▶ [Problem to work on] The data must be returned in full and exactly as given.

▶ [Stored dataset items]

__________

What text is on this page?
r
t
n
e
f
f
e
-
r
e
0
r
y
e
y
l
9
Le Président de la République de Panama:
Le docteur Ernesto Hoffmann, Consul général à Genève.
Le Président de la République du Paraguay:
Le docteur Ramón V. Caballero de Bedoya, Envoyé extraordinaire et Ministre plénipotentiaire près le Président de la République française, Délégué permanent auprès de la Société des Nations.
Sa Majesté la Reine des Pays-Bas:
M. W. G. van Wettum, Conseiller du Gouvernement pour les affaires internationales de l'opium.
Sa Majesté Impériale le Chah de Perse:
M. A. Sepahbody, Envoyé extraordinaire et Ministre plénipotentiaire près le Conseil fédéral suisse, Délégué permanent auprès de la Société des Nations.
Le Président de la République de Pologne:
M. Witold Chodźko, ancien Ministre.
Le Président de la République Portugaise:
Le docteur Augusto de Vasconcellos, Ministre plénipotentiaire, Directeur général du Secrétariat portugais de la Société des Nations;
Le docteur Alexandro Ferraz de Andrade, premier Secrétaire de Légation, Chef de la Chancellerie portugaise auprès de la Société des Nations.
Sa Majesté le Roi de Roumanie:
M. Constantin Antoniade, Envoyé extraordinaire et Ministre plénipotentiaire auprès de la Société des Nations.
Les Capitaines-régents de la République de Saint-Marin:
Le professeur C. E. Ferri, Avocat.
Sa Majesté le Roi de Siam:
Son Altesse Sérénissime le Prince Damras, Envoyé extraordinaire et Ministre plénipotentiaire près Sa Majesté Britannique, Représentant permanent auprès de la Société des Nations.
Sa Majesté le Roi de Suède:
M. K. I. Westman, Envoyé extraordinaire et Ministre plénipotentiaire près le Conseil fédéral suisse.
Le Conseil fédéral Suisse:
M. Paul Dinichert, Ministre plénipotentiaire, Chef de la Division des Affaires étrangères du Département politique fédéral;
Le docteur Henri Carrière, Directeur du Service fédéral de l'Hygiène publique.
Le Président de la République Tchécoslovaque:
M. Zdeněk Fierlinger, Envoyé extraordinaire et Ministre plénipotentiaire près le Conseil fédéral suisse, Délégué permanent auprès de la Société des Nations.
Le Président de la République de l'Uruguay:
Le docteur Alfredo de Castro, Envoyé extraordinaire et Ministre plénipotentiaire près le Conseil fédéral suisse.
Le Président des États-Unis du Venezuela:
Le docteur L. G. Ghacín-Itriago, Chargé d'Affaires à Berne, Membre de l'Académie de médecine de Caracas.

__________

▶ [Solution to this problem]
What text is on this page?
r
t
n
e
f
f
e
-
r
e
0
r
y
e
y
l
9
Le Président de la République de Panama:
Le docteur Ernesto Hoffmann, Consul général à Genève.
Le Président de la République du Paraguay:
Le docteur Ramón V. Caballero de Bedoya, Envoyé extraordinaire et Ministre plénipotentiaire près le Président de la République française, Délégué permanent auprès de la Société des Nations.
Sa Majesté la Reine des Pays-Bas:
M. W. G. van Wettum, Conseiller du Gouvernement pour les affaires internationales de l'opium.
Sa Majesté Impériale le Chah de Perse:
M. A. Sepahbody, Envoyé extraordinaire et Ministre plénipotentiaire près le Conseil fédéral suisse, Délégué permanent auprès de la Société des Nations.
Le Président de la République de Pologne:
M. Witold Chodźko, ancien Ministre.
Le Président de la République Portugaise:
Le docteur Augusto de Vasconcellos, Ministre plénipotentiaire, Directeur général du Secrétariat portugais de la Société des Nations;
Le docteur Alexandro Ferraz de Andrade, premier Secrétaire de Légation, Chef de la Chancellerie portugaise auprès de la Société des Nations.
Sa Majesté le Roi de Roumanie:
M. Constantin Antoniade, Envoyé extraordinaire et Ministre plénipotentiaire auprès de la Société des Nations.
Les Capitaines-régents de la République de Saint-Marin:
Le professeur C. E. Ferri, Avocat.
Sa Majesté le Roi de Siam:
Son Altesse Sérénissime le Prince Damras, Envoyé extraordinaire et Ministre plénipotentiaire près Sa Majesté Britannique, Représentant permanent auprès de la Société des Nations.
Sa Majesté le Roi de Suède:
M. K. I. Westman, Envoyé extraordinaire et Ministre plénipotentiaire près le Conseil fédéral suisse.
Le Conseil fédéral Suisse:
M. Paul Dinichert, Ministre plénipotentiaire, Chef de la Division des Affaires étrangères du Département politique fédéral;
Le docteur Henri Carrière, Directeur du Service fédéral de l'Hygiène publique.
Le Président de la République Tchécoslovaque:
M. Zdeněk Fierlinger, Envoyé extraordinaire et Ministre plénipotentiaire près le Conseil fédéral suisse, Délégué permanent auprès de la Société des Nations.
Le Président de la République de l'Uruguay:
Le docteur Alfredo de Castro, Envoyé extraordinaire et Ministre plénipotentiaire près le Conseil fédéral suisse.
Le Président des États-Unis du Venezuela:
Le docteur L. G. Ghacín-Itriago, Chargé d'Affaires à Berne, Membre de l'Académie de médecine de Caracas.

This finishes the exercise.